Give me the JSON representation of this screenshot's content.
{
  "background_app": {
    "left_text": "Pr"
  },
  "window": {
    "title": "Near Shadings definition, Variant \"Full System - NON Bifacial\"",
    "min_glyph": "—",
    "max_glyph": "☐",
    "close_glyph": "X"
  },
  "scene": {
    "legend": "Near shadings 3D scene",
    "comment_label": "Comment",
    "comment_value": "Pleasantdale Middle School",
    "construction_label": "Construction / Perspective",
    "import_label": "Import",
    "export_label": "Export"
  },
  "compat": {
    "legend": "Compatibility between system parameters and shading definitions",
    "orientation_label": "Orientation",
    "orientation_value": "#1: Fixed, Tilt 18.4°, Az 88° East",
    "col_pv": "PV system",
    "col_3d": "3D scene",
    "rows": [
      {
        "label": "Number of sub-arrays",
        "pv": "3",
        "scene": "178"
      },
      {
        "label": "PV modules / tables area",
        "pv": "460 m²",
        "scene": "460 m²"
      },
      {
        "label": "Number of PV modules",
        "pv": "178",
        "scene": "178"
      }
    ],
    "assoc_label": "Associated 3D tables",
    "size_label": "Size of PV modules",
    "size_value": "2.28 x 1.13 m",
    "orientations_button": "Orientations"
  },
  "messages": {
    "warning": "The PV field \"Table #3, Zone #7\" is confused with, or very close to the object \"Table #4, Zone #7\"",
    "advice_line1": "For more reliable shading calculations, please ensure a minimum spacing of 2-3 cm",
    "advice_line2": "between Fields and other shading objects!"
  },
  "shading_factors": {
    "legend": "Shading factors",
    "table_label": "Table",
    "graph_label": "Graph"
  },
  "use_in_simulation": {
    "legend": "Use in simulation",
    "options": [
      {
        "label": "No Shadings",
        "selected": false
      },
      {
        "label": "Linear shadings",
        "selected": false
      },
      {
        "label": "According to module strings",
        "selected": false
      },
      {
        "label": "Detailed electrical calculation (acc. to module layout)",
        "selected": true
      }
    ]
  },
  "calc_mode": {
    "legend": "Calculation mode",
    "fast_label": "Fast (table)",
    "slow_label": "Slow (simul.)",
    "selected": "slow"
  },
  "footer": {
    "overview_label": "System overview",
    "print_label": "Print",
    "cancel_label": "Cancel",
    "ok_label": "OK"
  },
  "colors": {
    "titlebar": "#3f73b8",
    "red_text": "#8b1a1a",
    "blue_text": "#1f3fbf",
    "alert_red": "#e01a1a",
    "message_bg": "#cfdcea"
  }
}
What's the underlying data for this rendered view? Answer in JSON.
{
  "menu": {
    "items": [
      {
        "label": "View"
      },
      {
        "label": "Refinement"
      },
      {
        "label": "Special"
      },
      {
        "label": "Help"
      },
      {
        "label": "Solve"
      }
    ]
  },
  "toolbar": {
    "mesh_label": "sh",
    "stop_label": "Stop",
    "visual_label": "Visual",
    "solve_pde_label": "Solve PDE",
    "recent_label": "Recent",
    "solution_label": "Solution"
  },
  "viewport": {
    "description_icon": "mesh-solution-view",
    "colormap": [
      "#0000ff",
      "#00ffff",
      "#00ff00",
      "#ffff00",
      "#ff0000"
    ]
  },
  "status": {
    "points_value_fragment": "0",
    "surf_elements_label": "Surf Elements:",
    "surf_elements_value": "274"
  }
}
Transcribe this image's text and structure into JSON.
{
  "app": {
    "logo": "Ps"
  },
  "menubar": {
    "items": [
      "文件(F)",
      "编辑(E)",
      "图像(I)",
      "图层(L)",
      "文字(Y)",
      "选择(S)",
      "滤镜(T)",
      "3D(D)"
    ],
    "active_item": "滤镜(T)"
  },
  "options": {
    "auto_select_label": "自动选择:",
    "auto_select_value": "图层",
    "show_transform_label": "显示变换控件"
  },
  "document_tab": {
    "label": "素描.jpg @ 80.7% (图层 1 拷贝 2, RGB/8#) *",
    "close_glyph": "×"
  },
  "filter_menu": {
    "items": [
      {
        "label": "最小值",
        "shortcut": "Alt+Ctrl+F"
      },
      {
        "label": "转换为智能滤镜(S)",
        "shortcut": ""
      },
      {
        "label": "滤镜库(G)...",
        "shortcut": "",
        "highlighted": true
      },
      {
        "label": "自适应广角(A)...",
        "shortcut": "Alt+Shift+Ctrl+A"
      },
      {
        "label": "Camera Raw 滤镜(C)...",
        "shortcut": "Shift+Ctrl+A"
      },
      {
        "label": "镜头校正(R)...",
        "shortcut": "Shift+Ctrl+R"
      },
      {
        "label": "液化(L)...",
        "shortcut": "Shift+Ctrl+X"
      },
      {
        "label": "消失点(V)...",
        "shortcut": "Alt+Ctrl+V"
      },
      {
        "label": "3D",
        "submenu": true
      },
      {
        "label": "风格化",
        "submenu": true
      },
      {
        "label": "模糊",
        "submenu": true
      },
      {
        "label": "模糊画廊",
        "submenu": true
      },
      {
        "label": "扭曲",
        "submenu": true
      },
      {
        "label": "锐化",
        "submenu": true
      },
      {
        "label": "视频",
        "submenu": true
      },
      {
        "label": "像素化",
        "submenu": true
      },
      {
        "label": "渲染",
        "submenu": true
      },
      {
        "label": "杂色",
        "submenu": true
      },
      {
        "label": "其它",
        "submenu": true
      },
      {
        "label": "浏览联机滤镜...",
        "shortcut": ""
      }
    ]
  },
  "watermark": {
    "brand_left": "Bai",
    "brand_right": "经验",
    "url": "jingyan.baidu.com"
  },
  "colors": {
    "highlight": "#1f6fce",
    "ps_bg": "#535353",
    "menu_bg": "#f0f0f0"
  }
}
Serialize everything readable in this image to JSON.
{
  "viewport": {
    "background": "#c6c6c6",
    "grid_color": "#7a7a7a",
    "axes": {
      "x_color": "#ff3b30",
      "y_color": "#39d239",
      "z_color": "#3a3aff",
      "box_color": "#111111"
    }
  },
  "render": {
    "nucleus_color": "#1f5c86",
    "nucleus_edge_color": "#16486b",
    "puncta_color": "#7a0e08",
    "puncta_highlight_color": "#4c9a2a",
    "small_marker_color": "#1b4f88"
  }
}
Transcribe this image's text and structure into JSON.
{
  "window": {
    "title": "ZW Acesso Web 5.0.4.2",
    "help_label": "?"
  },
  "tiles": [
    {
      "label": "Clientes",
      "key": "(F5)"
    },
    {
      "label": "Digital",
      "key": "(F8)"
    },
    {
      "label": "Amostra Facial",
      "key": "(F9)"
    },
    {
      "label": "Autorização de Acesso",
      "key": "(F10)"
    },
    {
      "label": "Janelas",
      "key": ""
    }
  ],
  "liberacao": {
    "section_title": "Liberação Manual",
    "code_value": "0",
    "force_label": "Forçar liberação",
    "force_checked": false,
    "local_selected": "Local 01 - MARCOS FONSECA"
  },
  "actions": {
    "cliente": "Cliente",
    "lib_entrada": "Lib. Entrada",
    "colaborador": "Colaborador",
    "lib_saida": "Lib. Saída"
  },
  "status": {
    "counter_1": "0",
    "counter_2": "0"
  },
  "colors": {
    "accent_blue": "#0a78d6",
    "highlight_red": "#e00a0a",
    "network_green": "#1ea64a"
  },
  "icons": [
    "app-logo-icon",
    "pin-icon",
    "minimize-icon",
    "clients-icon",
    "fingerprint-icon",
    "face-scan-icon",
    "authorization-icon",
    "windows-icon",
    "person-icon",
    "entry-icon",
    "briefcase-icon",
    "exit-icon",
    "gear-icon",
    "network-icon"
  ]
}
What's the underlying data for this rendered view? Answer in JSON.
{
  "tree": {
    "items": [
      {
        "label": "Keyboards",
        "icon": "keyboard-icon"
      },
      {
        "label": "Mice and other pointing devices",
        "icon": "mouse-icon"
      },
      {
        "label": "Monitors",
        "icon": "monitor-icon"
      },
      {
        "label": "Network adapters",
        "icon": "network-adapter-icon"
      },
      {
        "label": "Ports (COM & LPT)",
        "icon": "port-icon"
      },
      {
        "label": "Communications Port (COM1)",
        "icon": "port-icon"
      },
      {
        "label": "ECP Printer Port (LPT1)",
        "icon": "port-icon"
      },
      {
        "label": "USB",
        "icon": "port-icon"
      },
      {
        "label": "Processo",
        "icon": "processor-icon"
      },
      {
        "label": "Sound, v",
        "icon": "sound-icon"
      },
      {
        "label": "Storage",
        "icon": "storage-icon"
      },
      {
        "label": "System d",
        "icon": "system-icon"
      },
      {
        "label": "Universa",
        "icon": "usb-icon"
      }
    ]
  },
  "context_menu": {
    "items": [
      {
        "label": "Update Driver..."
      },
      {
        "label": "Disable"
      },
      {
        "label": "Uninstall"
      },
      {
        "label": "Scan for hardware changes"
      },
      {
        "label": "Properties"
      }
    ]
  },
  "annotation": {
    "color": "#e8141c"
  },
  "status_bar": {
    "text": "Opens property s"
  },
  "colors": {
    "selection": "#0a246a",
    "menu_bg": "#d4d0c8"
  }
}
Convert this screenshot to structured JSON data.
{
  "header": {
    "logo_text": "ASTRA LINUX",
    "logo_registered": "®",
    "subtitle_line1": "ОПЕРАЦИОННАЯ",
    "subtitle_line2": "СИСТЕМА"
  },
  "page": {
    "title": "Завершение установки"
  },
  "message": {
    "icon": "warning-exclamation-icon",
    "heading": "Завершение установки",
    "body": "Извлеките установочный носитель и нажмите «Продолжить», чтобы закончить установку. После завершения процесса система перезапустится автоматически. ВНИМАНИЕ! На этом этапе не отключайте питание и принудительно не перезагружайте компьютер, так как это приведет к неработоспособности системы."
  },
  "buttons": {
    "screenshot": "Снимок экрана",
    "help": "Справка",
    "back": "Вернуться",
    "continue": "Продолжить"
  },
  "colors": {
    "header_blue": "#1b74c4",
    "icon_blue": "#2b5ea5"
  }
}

--------------------------------

▶ [Aim of the exercise]
Check the data for the word "this" and pull out the lines that have it.

▶ [Completed exercise]
Give me the JSON representation of this screenshot's content.
What's the underlying data for this rendered view? Answer in JSON.
Transcribe this image's text and structure into JSON.
Serialize everything readable in this image to JSON.
Transcribe this image's text and structure into JSON.
What's the underlying data for this rendered view? Answer in JSON.
Convert this screenshot to structured JSON data.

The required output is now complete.